■ AIM
Where a line in the listing contains the string "JSON", copy that line out.

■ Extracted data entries

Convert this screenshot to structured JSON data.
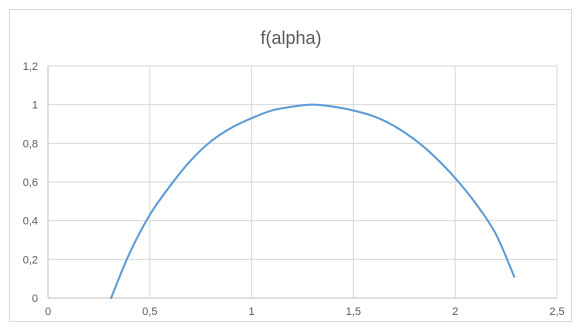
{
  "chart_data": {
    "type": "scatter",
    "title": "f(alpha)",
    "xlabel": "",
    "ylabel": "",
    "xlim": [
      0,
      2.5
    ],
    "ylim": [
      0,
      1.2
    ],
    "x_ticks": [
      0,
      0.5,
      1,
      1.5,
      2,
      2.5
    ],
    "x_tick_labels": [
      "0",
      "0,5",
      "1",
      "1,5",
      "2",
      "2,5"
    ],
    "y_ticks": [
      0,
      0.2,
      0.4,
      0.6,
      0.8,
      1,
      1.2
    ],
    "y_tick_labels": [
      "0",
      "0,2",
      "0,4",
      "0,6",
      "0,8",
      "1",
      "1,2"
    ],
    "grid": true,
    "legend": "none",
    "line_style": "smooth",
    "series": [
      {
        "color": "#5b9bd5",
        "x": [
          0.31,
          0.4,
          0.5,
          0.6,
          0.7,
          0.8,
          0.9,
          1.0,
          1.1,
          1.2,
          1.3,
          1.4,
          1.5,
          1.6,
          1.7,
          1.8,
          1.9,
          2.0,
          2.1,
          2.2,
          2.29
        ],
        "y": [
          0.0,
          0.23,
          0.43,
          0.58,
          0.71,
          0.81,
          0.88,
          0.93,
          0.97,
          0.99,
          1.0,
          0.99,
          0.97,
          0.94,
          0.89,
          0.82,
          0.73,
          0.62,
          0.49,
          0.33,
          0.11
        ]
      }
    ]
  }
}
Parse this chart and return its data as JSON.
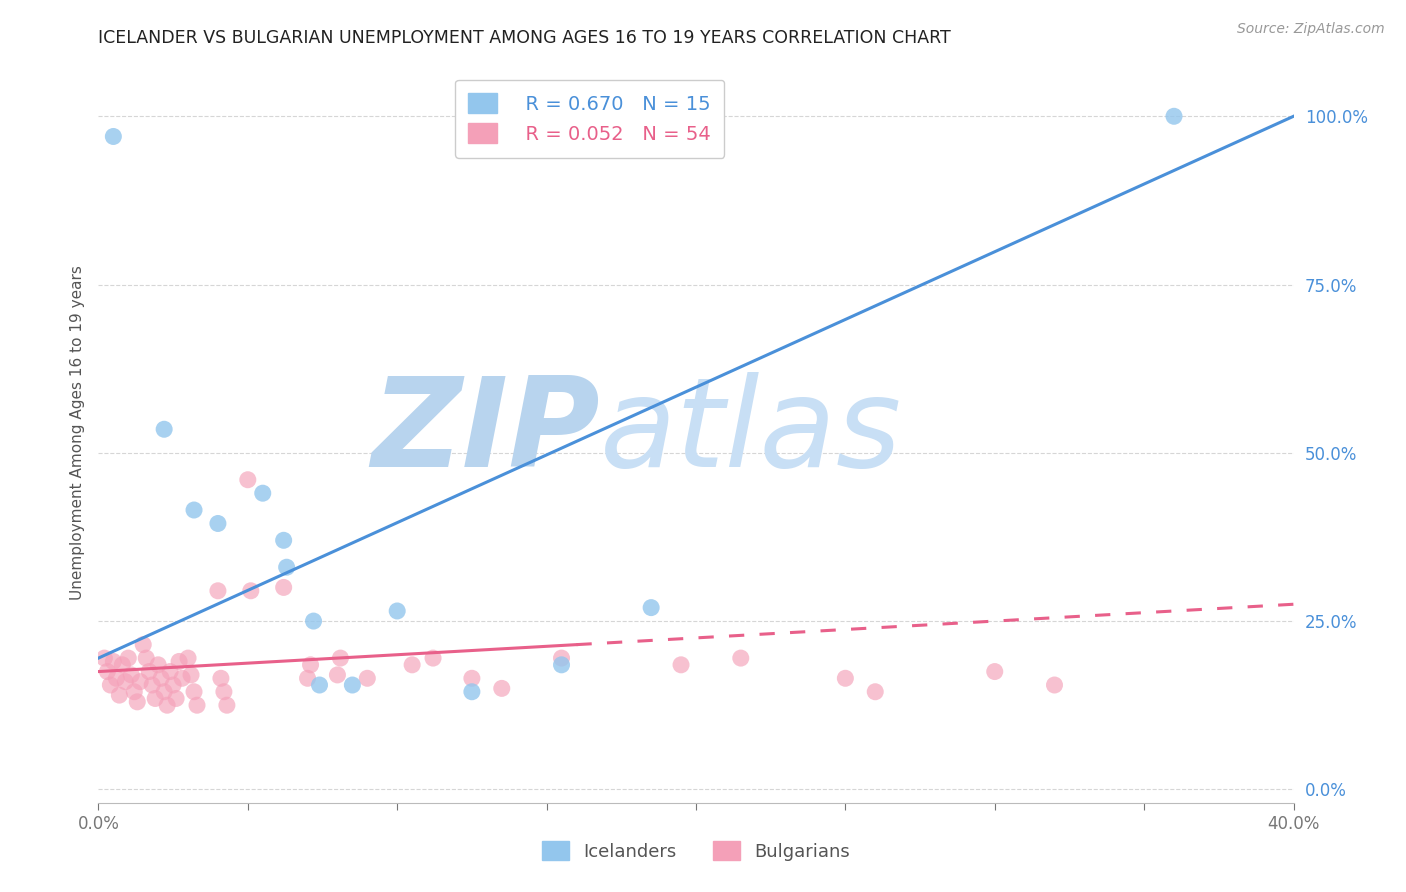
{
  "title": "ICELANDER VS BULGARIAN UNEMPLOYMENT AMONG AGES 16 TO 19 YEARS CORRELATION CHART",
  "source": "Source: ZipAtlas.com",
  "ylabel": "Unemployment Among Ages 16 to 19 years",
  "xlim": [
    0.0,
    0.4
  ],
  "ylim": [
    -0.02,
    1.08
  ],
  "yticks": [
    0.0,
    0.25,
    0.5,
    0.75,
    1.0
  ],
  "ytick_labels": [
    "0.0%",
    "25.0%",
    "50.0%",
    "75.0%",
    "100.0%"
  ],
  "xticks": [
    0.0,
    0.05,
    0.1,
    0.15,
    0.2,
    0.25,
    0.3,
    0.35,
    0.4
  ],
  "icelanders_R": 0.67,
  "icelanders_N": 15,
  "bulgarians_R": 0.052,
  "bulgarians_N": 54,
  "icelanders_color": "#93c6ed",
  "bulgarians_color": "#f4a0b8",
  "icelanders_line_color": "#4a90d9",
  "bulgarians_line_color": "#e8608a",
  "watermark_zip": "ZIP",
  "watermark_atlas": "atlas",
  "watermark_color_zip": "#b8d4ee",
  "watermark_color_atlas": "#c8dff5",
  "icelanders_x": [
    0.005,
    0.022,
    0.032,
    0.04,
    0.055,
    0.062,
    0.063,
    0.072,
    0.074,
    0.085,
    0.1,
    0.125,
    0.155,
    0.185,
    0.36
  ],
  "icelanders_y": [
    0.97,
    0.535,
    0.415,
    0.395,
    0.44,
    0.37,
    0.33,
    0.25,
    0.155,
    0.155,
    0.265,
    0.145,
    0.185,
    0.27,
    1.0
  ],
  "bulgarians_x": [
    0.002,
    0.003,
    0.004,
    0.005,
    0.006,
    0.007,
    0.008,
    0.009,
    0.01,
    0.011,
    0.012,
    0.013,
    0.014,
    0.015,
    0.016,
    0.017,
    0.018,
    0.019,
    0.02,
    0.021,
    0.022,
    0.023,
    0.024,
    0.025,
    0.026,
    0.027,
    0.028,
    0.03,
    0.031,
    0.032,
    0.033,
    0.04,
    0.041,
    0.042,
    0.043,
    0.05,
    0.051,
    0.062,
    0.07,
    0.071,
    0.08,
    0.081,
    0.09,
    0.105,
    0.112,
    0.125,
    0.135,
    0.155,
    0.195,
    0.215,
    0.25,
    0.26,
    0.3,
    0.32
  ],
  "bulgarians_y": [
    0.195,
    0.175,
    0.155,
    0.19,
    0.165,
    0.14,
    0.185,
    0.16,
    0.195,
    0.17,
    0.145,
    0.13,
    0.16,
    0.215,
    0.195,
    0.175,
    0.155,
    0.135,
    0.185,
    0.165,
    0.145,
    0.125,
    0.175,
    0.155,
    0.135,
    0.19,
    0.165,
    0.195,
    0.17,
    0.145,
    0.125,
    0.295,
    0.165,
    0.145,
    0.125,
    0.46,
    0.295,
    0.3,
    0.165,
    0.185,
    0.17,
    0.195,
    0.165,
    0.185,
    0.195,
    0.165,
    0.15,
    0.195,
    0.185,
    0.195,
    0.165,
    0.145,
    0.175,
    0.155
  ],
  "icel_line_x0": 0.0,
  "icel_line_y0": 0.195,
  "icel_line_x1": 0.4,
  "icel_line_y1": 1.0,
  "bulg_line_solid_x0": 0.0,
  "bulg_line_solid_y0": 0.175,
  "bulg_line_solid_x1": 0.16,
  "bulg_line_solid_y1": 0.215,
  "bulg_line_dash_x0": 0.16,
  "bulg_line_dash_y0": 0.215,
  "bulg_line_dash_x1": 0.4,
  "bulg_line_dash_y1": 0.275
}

■ RESPONSE BELOW
Convert this screenshot to structured JSON data.
Parse this chart and return its data as JSON.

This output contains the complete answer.